▸ **Exercise goal**: Where a line contains the string "when", copy that line.

Data excerpts

[Start]

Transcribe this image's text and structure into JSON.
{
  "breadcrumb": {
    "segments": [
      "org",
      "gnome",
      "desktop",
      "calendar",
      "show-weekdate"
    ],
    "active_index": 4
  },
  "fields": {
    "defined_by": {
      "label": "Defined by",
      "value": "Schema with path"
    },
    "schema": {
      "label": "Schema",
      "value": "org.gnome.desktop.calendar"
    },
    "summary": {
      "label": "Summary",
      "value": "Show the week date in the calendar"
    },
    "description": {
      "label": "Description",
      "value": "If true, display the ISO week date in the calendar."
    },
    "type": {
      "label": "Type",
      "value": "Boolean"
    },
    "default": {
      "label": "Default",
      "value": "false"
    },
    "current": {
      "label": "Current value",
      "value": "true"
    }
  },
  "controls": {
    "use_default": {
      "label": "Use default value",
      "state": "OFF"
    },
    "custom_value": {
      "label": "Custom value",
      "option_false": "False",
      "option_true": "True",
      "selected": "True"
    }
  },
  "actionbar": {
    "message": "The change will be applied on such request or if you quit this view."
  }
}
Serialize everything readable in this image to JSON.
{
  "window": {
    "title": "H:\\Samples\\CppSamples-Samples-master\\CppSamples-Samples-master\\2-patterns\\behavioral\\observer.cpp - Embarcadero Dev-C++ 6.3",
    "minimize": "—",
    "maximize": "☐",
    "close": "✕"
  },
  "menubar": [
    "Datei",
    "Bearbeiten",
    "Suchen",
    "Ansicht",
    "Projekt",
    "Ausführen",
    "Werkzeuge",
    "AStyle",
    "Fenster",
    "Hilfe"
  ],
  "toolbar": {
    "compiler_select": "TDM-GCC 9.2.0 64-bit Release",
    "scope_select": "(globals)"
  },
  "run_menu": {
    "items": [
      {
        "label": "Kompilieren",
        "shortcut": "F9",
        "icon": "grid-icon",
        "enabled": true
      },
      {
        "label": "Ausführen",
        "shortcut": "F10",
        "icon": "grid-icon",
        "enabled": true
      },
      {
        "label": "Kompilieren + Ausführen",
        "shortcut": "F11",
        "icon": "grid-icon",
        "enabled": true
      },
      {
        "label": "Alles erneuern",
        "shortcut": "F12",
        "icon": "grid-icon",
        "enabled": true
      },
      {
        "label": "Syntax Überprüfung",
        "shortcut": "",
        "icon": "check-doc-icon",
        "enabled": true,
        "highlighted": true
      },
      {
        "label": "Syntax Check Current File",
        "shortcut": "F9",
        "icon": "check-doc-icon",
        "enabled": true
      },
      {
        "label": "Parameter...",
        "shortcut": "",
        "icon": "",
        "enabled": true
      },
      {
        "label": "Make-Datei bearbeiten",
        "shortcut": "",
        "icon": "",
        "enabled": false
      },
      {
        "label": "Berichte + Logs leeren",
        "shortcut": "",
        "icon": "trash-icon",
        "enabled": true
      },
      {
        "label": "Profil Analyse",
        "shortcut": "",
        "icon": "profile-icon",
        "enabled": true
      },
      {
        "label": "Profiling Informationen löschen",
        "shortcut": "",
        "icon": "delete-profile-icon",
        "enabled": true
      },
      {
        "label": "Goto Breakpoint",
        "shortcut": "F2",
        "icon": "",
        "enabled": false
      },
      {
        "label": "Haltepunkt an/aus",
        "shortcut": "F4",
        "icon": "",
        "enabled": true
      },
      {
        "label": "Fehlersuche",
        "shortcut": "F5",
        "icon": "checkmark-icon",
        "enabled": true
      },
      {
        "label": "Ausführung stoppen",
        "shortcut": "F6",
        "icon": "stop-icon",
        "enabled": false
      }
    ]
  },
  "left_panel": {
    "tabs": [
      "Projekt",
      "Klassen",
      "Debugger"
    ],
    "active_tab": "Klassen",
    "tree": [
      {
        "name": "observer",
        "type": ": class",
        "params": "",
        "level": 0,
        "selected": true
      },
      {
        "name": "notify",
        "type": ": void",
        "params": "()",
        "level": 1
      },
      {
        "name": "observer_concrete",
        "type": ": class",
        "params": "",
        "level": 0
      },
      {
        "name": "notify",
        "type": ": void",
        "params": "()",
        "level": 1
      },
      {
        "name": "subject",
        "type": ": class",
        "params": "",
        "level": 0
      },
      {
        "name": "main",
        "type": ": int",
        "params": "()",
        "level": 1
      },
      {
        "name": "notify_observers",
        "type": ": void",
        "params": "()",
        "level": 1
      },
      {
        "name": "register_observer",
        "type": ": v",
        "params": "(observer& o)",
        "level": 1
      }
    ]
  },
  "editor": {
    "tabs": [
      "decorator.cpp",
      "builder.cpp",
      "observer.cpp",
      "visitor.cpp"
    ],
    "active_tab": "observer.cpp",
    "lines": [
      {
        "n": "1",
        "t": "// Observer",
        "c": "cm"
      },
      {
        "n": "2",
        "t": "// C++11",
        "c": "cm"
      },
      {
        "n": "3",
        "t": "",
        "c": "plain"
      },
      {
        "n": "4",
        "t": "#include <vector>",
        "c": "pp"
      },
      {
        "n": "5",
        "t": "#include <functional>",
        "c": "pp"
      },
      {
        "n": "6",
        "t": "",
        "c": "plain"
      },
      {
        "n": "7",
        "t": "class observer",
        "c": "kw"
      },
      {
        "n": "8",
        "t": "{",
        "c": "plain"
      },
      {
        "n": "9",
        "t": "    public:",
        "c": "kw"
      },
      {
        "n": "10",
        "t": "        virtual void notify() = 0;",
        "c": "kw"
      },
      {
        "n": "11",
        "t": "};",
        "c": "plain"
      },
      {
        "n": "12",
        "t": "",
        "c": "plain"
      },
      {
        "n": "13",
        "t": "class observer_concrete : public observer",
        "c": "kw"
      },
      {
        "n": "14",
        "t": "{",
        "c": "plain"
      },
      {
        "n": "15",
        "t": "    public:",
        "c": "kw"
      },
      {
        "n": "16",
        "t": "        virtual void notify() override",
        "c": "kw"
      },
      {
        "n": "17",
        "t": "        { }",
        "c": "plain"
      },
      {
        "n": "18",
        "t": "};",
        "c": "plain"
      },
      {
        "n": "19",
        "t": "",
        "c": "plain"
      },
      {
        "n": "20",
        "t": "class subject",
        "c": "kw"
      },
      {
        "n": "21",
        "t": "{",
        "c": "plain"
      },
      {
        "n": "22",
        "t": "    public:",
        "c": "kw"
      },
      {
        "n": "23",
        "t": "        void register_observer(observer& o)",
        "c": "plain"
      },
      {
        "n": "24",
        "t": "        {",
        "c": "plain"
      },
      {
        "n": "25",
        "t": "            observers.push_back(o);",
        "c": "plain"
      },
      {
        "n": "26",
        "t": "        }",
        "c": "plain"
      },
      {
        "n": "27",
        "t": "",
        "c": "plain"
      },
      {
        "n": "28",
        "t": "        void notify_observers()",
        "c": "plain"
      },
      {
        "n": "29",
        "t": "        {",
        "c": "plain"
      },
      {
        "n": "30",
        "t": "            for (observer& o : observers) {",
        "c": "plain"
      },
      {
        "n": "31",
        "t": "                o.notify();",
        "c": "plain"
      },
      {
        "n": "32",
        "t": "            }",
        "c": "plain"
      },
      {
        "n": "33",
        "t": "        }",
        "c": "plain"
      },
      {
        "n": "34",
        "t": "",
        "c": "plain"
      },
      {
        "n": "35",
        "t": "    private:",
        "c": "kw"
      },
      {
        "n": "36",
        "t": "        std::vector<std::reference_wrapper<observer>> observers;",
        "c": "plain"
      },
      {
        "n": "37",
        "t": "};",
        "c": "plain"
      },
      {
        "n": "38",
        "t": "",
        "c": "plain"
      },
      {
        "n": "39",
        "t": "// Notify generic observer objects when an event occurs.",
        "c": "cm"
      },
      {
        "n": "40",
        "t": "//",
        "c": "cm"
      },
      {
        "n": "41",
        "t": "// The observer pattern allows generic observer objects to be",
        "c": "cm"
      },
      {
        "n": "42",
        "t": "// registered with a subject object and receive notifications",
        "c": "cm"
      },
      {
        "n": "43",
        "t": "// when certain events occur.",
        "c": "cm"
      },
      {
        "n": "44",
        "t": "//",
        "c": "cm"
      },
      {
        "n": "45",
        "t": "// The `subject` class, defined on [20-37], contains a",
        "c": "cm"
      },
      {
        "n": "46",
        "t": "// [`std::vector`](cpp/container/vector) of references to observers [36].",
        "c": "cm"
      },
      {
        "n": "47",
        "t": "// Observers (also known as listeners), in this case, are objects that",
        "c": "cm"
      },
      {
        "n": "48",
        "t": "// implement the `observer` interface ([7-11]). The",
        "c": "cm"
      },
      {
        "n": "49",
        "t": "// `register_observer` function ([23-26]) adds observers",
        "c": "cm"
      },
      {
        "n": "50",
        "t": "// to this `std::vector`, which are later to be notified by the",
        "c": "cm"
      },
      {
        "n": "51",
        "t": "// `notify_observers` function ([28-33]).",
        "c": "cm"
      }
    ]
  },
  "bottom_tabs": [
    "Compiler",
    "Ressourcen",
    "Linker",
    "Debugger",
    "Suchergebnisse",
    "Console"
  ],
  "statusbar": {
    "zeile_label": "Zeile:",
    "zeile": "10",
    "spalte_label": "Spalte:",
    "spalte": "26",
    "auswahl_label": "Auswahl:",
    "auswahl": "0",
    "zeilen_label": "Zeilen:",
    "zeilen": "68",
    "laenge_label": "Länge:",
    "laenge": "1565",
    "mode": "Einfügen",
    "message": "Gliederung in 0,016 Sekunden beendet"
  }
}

[End]

▸ **Output**:
        "t": "// Notify generic observer objects when an event occurs.",
        "t": "// when certain events occur.",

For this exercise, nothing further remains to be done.